● **Records supplied**:
++++

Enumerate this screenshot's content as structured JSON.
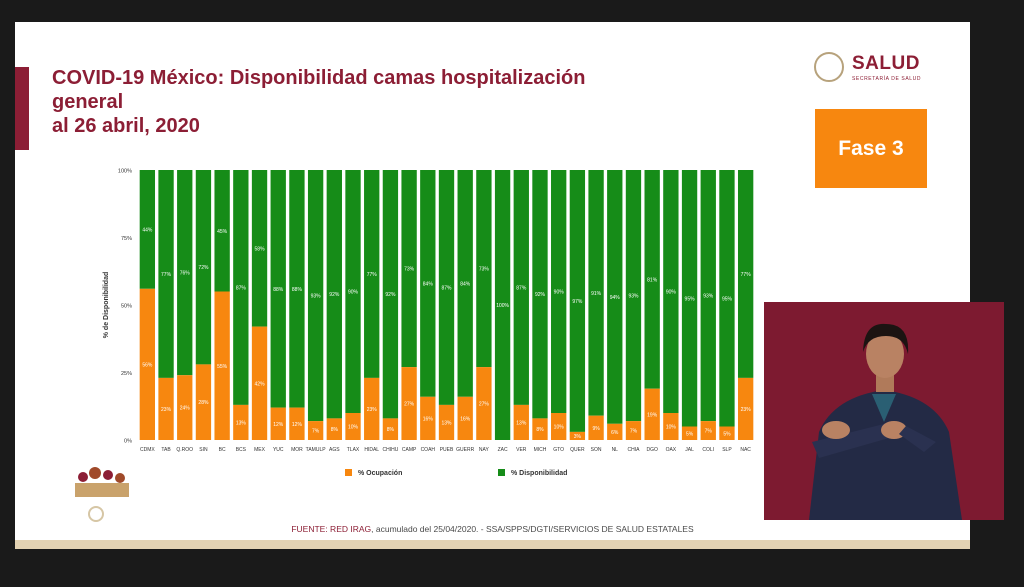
{
  "slide": {
    "title_lines": [
      "COVID-19 México: Disponibilidad camas hospitalización",
      "general",
      "al 26 abril, 2020"
    ],
    "logo_text": "SALUD",
    "logo_subtext": "SECRETARÍA DE SALUD",
    "phase_badge": "Fase 3",
    "source_prefix": "FUENTE: RED IRAG",
    "source_rest": ", acumulado del 25/04/2020. -  SSA/SPPS/DGTI/SERVICIOS DE SALUD ESTATALES"
  },
  "colors": {
    "brand": "#8c1e35",
    "occupancy": "#f7870f",
    "availability": "#168c18",
    "badge": "#f7870f"
  },
  "chart_data": {
    "type": "bar",
    "stacked": true,
    "percent": true,
    "categories": [
      "CDMX",
      "TAB",
      "Q.ROO",
      "SIN",
      "BC",
      "BCS",
      "MEX",
      "YUC",
      "MOR",
      "TAMULP",
      "AGS",
      "TLAX",
      "HIDAL",
      "CHIHU",
      "CAMP",
      "COAH",
      "PUEB",
      "GUERR",
      "NAY",
      "ZAC",
      "VER",
      "MICH",
      "GTO",
      "QUER",
      "SON",
      "NL",
      "CHIA",
      "DGO",
      "OAX",
      "JAL",
      "COLI",
      "SLP",
      "NAC"
    ],
    "series": [
      {
        "name": "% Ocupación",
        "values": [
          56,
          23,
          24,
          28,
          55,
          13,
          42,
          12,
          12,
          7,
          8,
          10,
          23,
          8,
          27,
          16,
          13,
          16,
          27,
          0,
          13,
          8,
          10,
          3,
          9,
          6,
          7,
          19,
          10,
          5,
          7,
          5,
          23
        ]
      },
      {
        "name": "% Disponibilidad",
        "values": [
          44,
          77,
          76,
          72,
          45,
          87,
          58,
          88,
          88,
          93,
          92,
          90,
          77,
          92,
          73,
          84,
          87,
          84,
          73,
          100,
          87,
          92,
          90,
          97,
          91,
          94,
          93,
          81,
          90,
          95,
          93,
          95,
          77
        ]
      }
    ],
    "occupancy_labels": [
      "56%",
      "23%",
      "24%",
      "28%",
      "55%",
      "13%",
      "42%",
      "12%",
      "12%",
      "7%",
      "8%",
      "10%",
      "23%",
      "8%",
      "27%",
      "16%",
      "13%",
      "16%",
      "27%",
      "",
      "13%",
      "8%",
      "10%",
      "3%",
      "9%",
      "6%",
      "7%",
      "19%",
      "10%",
      "5%",
      "7%",
      "5%",
      "23%"
    ],
    "availability_labels": [
      "44%",
      "77%",
      "76%",
      "72%",
      "45%",
      "87%",
      "58%",
      "88%",
      "88%",
      "93%",
      "92%",
      "90%",
      "77%",
      "92%",
      "73%",
      "84%",
      "87%",
      "84%",
      "73%",
      "100%",
      "87%",
      "92%",
      "90%",
      "97%",
      "91%",
      "94%",
      "93%",
      "81%",
      "90%",
      "95%",
      "93%",
      "95%",
      "77%"
    ],
    "ylabel": "% de Disponibilidad",
    "yticks": [
      "0%",
      "25%",
      "50%",
      "75%",
      "100%"
    ],
    "ylim": [
      0,
      100
    ],
    "legend": [
      "% Ocupación",
      "% Disponibilidad"
    ],
    "legend_position": "bottom"
  }
}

++++

● **What is expected**: Repeat the data exactly, without the pictures.

● **Written answer**:
Enumerate this screenshot's content as structured JSON.
{
  "slide": {
    "title_lines": [
      "COVID-19 México: Disponibilidad camas hospitalización",
      "general",
      "al 26 abril, 2020"
    ],
    "logo_text": "SALUD",
    "logo_subtext": "SECRETARÍA DE SALUD",
    "phase_badge": "Fase 3",
    "source_prefix": "FUENTE: RED IRAG",
    "source_rest": ", acumulado del 25/04/2020. -  SSA/SPPS/DGTI/SERVICIOS DE SALUD ESTATALES"
  },
  "colors": {
    "brand": "#8c1e35",
    "occupancy": "#f7870f",
    "availability": "#168c18",
    "badge": "#f7870f"
  },
  "chart_data": {
    "type": "bar",
    "stacked": true,
    "percent": true,
    "categories": [
      "CDMX",
      "TAB",
      "Q.ROO",
      "SIN",
      "BC",
      "BCS",
      "MEX",
      "YUC",
      "MOR",
      "TAMULP",
      "AGS",
      "TLAX",
      "HIDAL",
      "CHIHU",
      "CAMP",
      "COAH",
      "PUEB",
      "GUERR",
      "NAY",
      "ZAC",
      "VER",
      "MICH",
      "GTO",
      "QUER",
      "SON",
      "NL",
      "CHIA",
      "DGO",
      "OAX",
      "JAL",
      "COLI",
      "SLP",
      "NAC"
    ],
    "series": [
      {
        "name": "% Ocupación",
        "values": [
          56,
          23,
          24,
          28,
          55,
          13,
          42,
          12,
          12,
          7,
          8,
          10,
          23,
          8,
          27,
          16,
          13,
          16,
          27,
          0,
          13,
          8,
          10,
          3,
          9,
          6,
          7,
          19,
          10,
          5,
          7,
          5,
          23
        ]
      },
      {
        "name": "% Disponibilidad",
        "values": [
          44,
          77,
          76,
          72,
          45,
          87,
          58,
          88,
          88,
          93,
          92,
          90,
          77,
          92,
          73,
          84,
          87,
          84,
          73,
          100,
          87,
          92,
          90,
          97,
          91,
          94,
          93,
          81,
          90,
          95,
          93,
          95,
          77
        ]
      }
    ],
    "occupancy_labels": [
      "56%",
      "23%",
      "24%",
      "28%",
      "55%",
      "13%",
      "42%",
      "12%",
      "12%",
      "7%",
      "8%",
      "10%",
      "23%",
      "8%",
      "27%",
      "16%",
      "13%",
      "16%",
      "27%",
      "",
      "13%",
      "8%",
      "10%",
      "3%",
      "9%",
      "6%",
      "7%",
      "19%",
      "10%",
      "5%",
      "7%",
      "5%",
      "23%"
    ],
    "availability_labels": [
      "44%",
      "77%",
      "76%",
      "72%",
      "45%",
      "87%",
      "58%",
      "88%",
      "88%",
      "93%",
      "92%",
      "90%",
      "77%",
      "92%",
      "73%",
      "84%",
      "87%",
      "84%",
      "73%",
      "100%",
      "87%",
      "92%",
      "90%",
      "97%",
      "91%",
      "94%",
      "93%",
      "81%",
      "90%",
      "95%",
      "93%",
      "95%",
      "77%"
    ],
    "ylabel": "% de Disponibilidad",
    "yticks": [
      "0%",
      "25%",
      "50%",
      "75%",
      "100%"
    ],
    "ylim": [
      0,
      100
    ],
    "legend": [
      "% Ocupación",
      "% Disponibilidad"
    ],
    "legend_position": "bottom"
  }
}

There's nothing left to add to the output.